Exercise materials.
** BEGIN **
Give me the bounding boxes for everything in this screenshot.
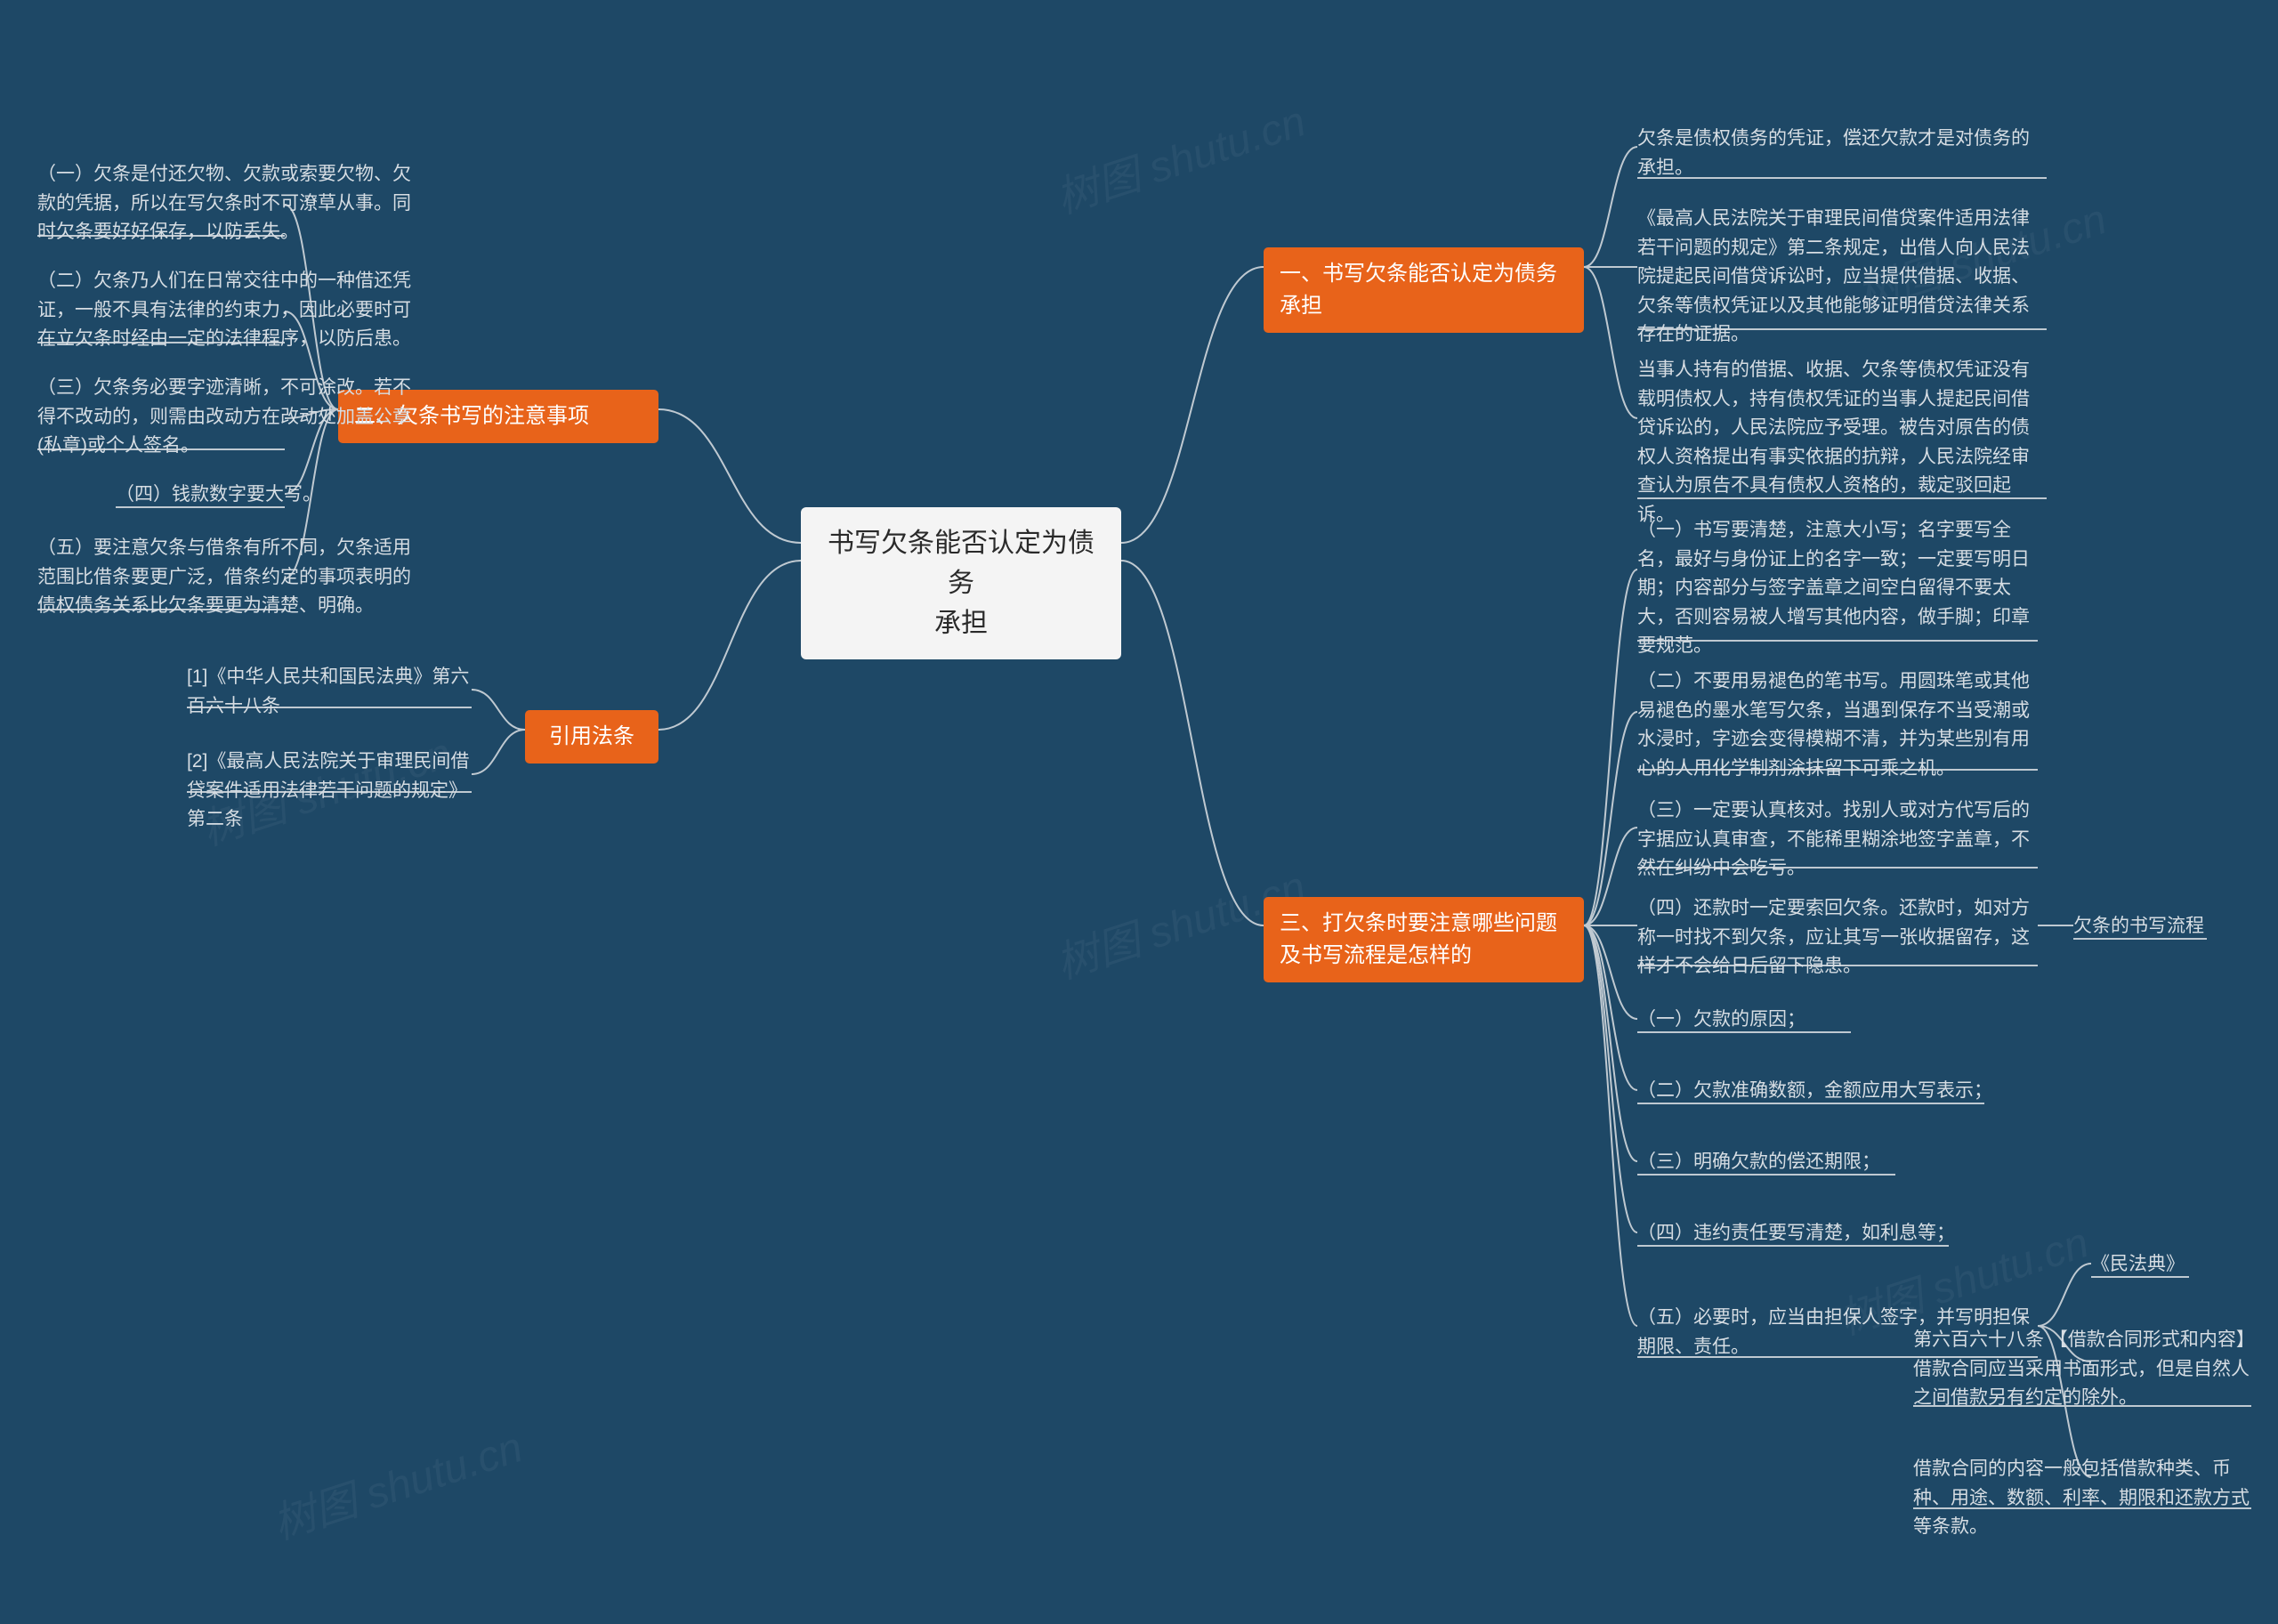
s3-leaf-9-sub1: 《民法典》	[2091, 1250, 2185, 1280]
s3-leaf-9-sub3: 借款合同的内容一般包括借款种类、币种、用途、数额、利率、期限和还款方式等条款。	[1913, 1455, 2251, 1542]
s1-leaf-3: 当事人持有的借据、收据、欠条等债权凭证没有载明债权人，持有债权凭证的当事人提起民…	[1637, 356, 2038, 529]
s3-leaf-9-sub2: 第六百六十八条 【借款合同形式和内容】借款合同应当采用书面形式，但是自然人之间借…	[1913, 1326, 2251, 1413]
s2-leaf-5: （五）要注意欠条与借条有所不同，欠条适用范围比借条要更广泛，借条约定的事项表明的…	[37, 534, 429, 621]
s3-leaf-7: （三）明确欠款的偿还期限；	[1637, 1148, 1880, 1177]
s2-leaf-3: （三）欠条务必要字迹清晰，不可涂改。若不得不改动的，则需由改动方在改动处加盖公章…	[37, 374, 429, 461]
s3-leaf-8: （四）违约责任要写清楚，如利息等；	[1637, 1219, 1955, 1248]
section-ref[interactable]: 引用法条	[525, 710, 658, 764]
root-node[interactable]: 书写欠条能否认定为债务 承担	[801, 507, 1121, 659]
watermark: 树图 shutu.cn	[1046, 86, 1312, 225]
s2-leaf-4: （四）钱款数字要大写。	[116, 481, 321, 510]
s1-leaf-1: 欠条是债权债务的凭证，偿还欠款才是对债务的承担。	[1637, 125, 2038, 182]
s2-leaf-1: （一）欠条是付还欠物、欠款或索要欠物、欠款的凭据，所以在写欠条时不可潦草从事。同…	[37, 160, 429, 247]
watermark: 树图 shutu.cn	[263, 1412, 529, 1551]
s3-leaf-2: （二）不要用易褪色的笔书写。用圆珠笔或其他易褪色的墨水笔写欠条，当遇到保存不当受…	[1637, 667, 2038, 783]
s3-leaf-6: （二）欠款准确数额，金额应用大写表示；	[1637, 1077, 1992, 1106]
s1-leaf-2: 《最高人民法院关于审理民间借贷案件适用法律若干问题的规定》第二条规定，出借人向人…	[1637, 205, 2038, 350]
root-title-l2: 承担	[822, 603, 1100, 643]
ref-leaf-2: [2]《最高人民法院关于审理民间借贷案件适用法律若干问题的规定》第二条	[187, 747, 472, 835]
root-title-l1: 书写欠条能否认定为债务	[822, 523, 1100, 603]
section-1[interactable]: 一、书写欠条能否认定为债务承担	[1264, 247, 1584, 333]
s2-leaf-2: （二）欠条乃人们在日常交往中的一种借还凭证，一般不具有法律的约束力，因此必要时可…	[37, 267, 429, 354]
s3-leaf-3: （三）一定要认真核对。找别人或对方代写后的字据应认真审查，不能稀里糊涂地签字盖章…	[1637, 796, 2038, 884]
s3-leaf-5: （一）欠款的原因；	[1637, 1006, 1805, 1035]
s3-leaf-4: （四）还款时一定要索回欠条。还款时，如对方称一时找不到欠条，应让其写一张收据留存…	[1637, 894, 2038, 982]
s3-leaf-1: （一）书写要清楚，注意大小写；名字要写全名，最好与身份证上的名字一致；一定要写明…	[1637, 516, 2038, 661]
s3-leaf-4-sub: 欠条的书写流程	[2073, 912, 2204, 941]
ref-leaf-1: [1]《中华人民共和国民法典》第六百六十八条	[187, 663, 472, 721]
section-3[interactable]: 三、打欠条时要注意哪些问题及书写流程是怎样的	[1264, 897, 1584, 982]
** END **
What you are asked to do. Please reproduce the listing above line for line without changing anything, and leave out the picture.

Exercise solution.
Give me the bounding boxes for everything in this screenshot.
s3-leaf-9-sub1: 《民法典》	[2091, 1250, 2185, 1280]
s3-leaf-9-sub3: 借款合同的内容一般包括借款种类、币种、用途、数额、利率、期限和还款方式等条款。	[1913, 1455, 2251, 1542]
s1-leaf-3: 当事人持有的借据、收据、欠条等债权凭证没有载明债权人，持有债权凭证的当事人提起民…	[1637, 356, 2038, 529]
s3-leaf-9-sub2: 第六百六十八条 【借款合同形式和内容】借款合同应当采用书面形式，但是自然人之间借…	[1913, 1326, 2251, 1413]
s2-leaf-5: （五）要注意欠条与借条有所不同，欠条适用范围比借条要更广泛，借条约定的事项表明的…	[37, 534, 429, 621]
s3-leaf-7: （三）明确欠款的偿还期限；	[1637, 1148, 1880, 1177]
s2-leaf-3: （三）欠条务必要字迹清晰，不可涂改。若不得不改动的，则需由改动方在改动处加盖公章…	[37, 374, 429, 461]
s3-leaf-8: （四）违约责任要写清楚，如利息等；	[1637, 1219, 1955, 1248]
section-ref[interactable]: 引用法条	[525, 710, 658, 764]
root-node[interactable]: 书写欠条能否认定为债务 承担	[801, 507, 1121, 659]
watermark: 树图 shutu.cn	[1046, 86, 1312, 225]
s2-leaf-4: （四）钱款数字要大写。	[116, 481, 321, 510]
s1-leaf-1: 欠条是债权债务的凭证，偿还欠款才是对债务的承担。	[1637, 125, 2038, 182]
s2-leaf-1: （一）欠条是付还欠物、欠款或索要欠物、欠款的凭据，所以在写欠条时不可潦草从事。同…	[37, 160, 429, 247]
watermark: 树图 shutu.cn	[263, 1412, 529, 1551]
s3-leaf-2: （二）不要用易褪色的笔书写。用圆珠笔或其他易褪色的墨水笔写欠条，当遇到保存不当受…	[1637, 667, 2038, 783]
s3-leaf-6: （二）欠款准确数额，金额应用大写表示；	[1637, 1077, 1992, 1106]
s1-leaf-2: 《最高人民法院关于审理民间借贷案件适用法律若干问题的规定》第二条规定，出借人向人…	[1637, 205, 2038, 350]
root-title-l2: 承担	[822, 603, 1100, 643]
ref-leaf-2: [2]《最高人民法院关于审理民间借贷案件适用法律若干问题的规定》第二条	[187, 747, 472, 835]
root-title-l1: 书写欠条能否认定为债务	[822, 523, 1100, 603]
section-1[interactable]: 一、书写欠条能否认定为债务承担	[1264, 247, 1584, 333]
s2-leaf-2: （二）欠条乃人们在日常交往中的一种借还凭证，一般不具有法律的约束力，因此必要时可…	[37, 267, 429, 354]
s3-leaf-3: （三）一定要认真核对。找别人或对方代写后的字据应认真审查，不能稀里糊涂地签字盖章…	[1637, 796, 2038, 884]
s3-leaf-5: （一）欠款的原因；	[1637, 1006, 1805, 1035]
s3-leaf-4: （四）还款时一定要索回欠条。还款时，如对方称一时找不到欠条，应让其写一张收据留存…	[1637, 894, 2038, 982]
s3-leaf-1: （一）书写要清楚，注意大小写；名字要写全名，最好与身份证上的名字一致；一定要写明…	[1637, 516, 2038, 661]
s3-leaf-4-sub: 欠条的书写流程	[2073, 912, 2204, 941]
ref-leaf-1: [1]《中华人民共和国民法典》第六百六十八条	[187, 663, 472, 721]
section-3[interactable]: 三、打欠条时要注意哪些问题及书写流程是怎样的	[1264, 897, 1584, 982]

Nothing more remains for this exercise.